- _DO THIS_: Among the entries that follow, tally the lines with the string "Island". Give no more than the number.

- _PROVIDED ENTRIES_:
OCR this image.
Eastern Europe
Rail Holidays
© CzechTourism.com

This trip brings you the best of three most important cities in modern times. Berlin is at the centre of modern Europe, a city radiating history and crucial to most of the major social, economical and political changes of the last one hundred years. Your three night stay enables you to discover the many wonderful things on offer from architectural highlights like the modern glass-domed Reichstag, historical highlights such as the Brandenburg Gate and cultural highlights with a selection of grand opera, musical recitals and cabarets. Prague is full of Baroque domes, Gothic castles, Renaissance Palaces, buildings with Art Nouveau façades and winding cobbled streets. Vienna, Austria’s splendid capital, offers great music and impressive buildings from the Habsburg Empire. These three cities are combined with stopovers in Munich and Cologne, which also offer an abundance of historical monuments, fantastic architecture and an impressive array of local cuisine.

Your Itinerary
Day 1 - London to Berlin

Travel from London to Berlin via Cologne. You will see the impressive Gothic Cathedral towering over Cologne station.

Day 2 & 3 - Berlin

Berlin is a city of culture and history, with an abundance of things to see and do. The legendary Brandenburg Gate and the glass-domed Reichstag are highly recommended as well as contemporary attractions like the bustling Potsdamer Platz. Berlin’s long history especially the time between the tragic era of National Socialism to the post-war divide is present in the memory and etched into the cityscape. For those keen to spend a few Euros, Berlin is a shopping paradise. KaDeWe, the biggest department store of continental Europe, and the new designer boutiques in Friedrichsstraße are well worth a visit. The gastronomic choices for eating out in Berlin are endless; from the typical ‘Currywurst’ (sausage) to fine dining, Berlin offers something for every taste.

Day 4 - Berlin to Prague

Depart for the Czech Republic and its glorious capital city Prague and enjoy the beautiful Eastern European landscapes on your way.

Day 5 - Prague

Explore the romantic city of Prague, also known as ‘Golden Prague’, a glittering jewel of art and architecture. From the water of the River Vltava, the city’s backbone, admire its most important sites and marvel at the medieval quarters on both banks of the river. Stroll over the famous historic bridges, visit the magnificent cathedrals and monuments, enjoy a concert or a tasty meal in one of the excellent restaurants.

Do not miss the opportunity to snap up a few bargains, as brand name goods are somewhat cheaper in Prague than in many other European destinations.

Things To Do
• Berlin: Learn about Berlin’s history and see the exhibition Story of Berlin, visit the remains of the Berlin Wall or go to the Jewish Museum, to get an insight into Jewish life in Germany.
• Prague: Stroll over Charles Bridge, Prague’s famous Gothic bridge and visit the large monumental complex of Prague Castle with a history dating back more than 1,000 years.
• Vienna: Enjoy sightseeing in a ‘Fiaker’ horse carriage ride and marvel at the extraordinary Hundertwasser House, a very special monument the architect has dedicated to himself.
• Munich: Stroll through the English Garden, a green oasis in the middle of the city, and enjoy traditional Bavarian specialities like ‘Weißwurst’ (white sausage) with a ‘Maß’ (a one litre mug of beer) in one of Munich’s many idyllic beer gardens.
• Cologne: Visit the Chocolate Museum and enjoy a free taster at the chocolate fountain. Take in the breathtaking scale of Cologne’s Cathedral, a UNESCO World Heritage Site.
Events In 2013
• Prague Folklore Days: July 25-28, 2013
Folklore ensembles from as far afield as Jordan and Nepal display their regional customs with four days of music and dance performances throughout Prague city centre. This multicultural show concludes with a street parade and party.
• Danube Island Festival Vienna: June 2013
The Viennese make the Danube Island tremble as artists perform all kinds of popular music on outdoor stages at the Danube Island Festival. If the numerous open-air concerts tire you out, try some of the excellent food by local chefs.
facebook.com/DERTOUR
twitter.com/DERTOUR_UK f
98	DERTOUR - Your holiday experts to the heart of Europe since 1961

- _WRITTEN RESPONSE_: 2